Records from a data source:
_ _ _ _

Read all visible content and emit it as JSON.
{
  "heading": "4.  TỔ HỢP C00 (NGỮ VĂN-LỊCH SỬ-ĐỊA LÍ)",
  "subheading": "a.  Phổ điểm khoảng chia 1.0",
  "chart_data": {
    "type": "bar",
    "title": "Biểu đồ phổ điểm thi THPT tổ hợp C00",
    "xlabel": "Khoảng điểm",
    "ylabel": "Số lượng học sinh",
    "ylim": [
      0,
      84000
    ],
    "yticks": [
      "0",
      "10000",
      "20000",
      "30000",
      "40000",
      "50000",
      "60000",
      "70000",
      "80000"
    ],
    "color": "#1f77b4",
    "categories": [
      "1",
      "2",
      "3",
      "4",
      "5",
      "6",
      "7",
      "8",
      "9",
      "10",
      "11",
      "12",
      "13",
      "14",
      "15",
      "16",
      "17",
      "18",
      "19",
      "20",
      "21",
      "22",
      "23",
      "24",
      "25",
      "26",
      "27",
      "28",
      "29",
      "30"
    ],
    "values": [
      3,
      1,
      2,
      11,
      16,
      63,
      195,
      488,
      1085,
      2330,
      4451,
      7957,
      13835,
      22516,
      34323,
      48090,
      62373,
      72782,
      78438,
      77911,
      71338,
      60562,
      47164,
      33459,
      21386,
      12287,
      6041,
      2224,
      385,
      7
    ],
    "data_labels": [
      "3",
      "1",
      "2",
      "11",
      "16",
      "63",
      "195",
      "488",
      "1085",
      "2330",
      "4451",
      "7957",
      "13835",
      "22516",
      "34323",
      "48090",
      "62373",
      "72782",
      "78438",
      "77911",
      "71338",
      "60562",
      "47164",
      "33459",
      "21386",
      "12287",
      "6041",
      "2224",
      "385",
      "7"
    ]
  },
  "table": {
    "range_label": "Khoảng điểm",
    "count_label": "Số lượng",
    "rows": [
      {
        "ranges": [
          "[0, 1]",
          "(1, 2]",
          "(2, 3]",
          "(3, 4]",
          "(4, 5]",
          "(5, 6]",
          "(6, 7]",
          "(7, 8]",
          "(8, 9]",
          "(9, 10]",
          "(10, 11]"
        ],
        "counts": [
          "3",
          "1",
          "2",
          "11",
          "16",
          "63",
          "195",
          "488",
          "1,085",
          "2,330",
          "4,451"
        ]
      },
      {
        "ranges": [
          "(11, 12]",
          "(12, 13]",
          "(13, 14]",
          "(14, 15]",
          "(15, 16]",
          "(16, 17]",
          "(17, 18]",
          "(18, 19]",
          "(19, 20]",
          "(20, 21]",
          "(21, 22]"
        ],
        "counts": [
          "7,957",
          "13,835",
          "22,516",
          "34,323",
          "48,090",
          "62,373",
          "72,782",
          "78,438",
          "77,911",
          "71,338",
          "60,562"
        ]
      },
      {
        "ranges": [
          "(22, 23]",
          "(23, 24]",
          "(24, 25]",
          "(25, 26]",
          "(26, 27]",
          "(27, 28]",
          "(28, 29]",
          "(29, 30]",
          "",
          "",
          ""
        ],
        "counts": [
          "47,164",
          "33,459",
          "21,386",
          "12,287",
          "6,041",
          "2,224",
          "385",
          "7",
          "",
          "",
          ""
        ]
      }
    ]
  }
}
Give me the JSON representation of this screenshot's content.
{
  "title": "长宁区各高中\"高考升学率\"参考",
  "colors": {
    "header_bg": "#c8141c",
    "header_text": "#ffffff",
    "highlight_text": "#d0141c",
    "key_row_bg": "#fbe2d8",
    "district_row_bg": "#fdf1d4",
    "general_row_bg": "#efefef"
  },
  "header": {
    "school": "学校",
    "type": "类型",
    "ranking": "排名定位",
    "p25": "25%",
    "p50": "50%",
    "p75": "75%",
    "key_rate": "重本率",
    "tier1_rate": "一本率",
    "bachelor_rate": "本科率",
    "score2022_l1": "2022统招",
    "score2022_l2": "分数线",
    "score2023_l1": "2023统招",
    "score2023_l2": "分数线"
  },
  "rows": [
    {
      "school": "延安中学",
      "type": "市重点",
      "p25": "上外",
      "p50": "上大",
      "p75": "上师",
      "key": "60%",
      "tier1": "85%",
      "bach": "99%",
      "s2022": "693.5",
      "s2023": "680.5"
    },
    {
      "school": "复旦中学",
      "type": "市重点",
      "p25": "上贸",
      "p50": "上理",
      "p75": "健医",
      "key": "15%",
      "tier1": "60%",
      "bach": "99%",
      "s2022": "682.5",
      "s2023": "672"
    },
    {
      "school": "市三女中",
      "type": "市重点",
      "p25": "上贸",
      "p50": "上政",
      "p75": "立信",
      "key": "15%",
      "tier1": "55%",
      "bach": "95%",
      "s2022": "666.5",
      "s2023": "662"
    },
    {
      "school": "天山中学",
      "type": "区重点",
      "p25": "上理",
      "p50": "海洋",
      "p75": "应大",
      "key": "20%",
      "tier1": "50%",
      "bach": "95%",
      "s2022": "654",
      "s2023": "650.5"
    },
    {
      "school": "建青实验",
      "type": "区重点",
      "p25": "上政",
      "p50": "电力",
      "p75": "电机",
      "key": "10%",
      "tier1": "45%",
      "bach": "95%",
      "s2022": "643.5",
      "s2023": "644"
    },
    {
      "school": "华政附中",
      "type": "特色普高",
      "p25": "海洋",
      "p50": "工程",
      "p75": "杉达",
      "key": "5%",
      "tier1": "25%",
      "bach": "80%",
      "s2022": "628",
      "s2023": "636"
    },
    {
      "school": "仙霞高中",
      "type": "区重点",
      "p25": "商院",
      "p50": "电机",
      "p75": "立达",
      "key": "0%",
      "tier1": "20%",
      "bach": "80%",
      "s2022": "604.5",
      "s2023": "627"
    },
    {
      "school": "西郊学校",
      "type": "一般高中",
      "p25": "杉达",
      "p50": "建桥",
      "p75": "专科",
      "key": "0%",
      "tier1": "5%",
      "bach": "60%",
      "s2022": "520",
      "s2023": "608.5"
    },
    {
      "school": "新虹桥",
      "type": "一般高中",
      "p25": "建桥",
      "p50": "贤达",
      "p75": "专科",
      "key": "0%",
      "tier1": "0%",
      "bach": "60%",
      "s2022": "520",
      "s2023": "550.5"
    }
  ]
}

_ _ _ _

§ Goal: Every line above needs to be retyped exactly.

§ Completed task:
Read all visible content and emit it as JSON.
{
  "heading": "4.  TỔ HỢP C00 (NGỮ VĂN-LỊCH SỬ-ĐỊA LÍ)",
  "subheading": "a.  Phổ điểm khoảng chia 1.0",
  "chart_data": {
    "type": "bar",
    "title": "Biểu đồ phổ điểm thi THPT tổ hợp C00",
    "xlabel": "Khoảng điểm",
    "ylabel": "Số lượng học sinh",
    "ylim": [
      0,
      84000
    ],
    "yticks": [
      "0",
      "10000",
      "20000",
      "30000",
      "40000",
      "50000",
      "60000",
      "70000",
      "80000"
    ],
    "color": "#1f77b4",
    "categories": [
      "1",
      "2",
      "3",
      "4",
      "5",
      "6",
      "7",
      "8",
      "9",
      "10",
      "11",
      "12",
      "13",
      "14",
      "15",
      "16",
      "17",
      "18",
      "19",
      "20",
      "21",
      "22",
      "23",
      "24",
      "25",
      "26",
      "27",
      "28",
      "29",
      "30"
    ],
    "values": [
      3,
      1,
      2,
      11,
      16,
      63,
      195,
      488,
      1085,
      2330,
      4451,
      7957,
      13835,
      22516,
      34323,
      48090,
      62373,
      72782,
      78438,
      77911,
      71338,
      60562,
      47164,
      33459,
      21386,
      12287,
      6041,
      2224,
      385,
      7
    ],
    "data_labels": [
      "3",
      "1",
      "2",
      "11",
      "16",
      "63",
      "195",
      "488",
      "1085",
      "2330",
      "4451",
      "7957",
      "13835",
      "22516",
      "34323",
      "48090",
      "62373",
      "72782",
      "78438",
      "77911",
      "71338",
      "60562",
      "47164",
      "33459",
      "21386",
      "12287",
      "6041",
      "2224",
      "385",
      "7"
    ]
  },
  "table": {
    "range_label": "Khoảng điểm",
    "count_label": "Số lượng",
    "rows": [
      {
        "ranges": [
          "[0, 1]",
          "(1, 2]",
          "(2, 3]",
          "(3, 4]",
          "(4, 5]",
          "(5, 6]",
          "(6, 7]",
          "(7, 8]",
          "(8, 9]",
          "(9, 10]",
          "(10, 11]"
        ],
        "counts": [
          "3",
          "1",
          "2",
          "11",
          "16",
          "63",
          "195",
          "488",
          "1,085",
          "2,330",
          "4,451"
        ]
      },
      {
        "ranges": [
          "(11, 12]",
          "(12, 13]",
          "(13, 14]",
          "(14, 15]",
          "(15, 16]",
          "(16, 17]",
          "(17, 18]",
          "(18, 19]",
          "(19, 20]",
          "(20, 21]",
          "(21, 22]"
        ],
        "counts": [
          "7,957",
          "13,835",
          "22,516",
          "34,323",
          "48,090",
          "62,373",
          "72,782",
          "78,438",
          "77,911",
          "71,338",
          "60,562"
        ]
      },
      {
        "ranges": [
          "(22, 23]",
          "(23, 24]",
          "(24, 25]",
          "(25, 26]",
          "(26, 27]",
          "(27, 28]",
          "(28, 29]",
          "(29, 30]",
          "",
          "",
          ""
        ],
        "counts": [
          "47,164",
          "33,459",
          "21,386",
          "12,287",
          "6,041",
          "2,224",
          "385",
          "7",
          "",
          "",
          ""
        ]
      }
    ]
  }
}
Give me the JSON representation of this screenshot's content.
{
  "title": "长宁区各高中\"高考升学率\"参考",
  "colors": {
    "header_bg": "#c8141c",
    "header_text": "#ffffff",
    "highlight_text": "#d0141c",
    "key_row_bg": "#fbe2d8",
    "district_row_bg": "#fdf1d4",
    "general_row_bg": "#efefef"
  },
  "header": {
    "school": "学校",
    "type": "类型",
    "ranking": "排名定位",
    "p25": "25%",
    "p50": "50%",
    "p75": "75%",
    "key_rate": "重本率",
    "tier1_rate": "一本率",
    "bachelor_rate": "本科率",
    "score2022_l1": "2022统招",
    "score2022_l2": "分数线",
    "score2023_l1": "2023统招",
    "score2023_l2": "分数线"
  },
  "rows": [
    {
      "school": "延安中学",
      "type": "市重点",
      "p25": "上外",
      "p50": "上大",
      "p75": "上师",
      "key": "60%",
      "tier1": "85%",
      "bach": "99%",
      "s2022": "693.5",
      "s2023": "680.5"
    },
    {
      "school": "复旦中学",
      "type": "市重点",
      "p25": "上贸",
      "p50": "上理",
      "p75": "健医",
      "key": "15%",
      "tier1": "60%",
      "bach": "99%",
      "s2022": "682.5",
      "s2023": "672"
    },
    {
      "school": "市三女中",
      "type": "市重点",
      "p25": "上贸",
      "p50": "上政",
      "p75": "立信",
      "key": "15%",
      "tier1": "55%",
      "bach": "95%",
      "s2022": "666.5",
      "s2023": "662"
    },
    {
      "school": "天山中学",
      "type": "区重点",
      "p25": "上理",
      "p50": "海洋",
      "p75": "应大",
      "key": "20%",
      "tier1": "50%",
      "bach": "95%",
      "s2022": "654",
      "s2023": "650.5"
    },
    {
      "school": "建青实验",
      "type": "区重点",
      "p25": "上政",
      "p50": "电力",
      "p75": "电机",
      "key": "10%",
      "tier1": "45%",
      "bach": "95%",
      "s2022": "643.5",
      "s2023": "644"
    },
    {
      "school": "华政附中",
      "type": "特色普高",
      "p25": "海洋",
      "p50": "工程",
      "p75": "杉达",
      "key": "5%",
      "tier1": "25%",
      "bach": "80%",
      "s2022": "628",
      "s2023": "636"
    },
    {
      "school": "仙霞高中",
      "type": "区重点",
      "p25": "商院",
      "p50": "电机",
      "p75": "立达",
      "key": "0%",
      "tier1": "20%",
      "bach": "80%",
      "s2022": "604.5",
      "s2023": "627"
    },
    {
      "school": "西郊学校",
      "type": "一般高中",
      "p25": "杉达",
      "p50": "建桥",
      "p75": "专科",
      "key": "0%",
      "tier1": "5%",
      "bach": "60%",
      "s2022": "520",
      "s2023": "608.5"
    },
    {
      "school": "新虹桥",
      "type": "一般高中",
      "p25": "建桥",
      "p50": "贤达",
      "p75": "专科",
      "key": "0%",
      "tier1": "0%",
      "bach": "60%",
      "s2022": "520",
      "s2023": "550.5"
    }
  ]
}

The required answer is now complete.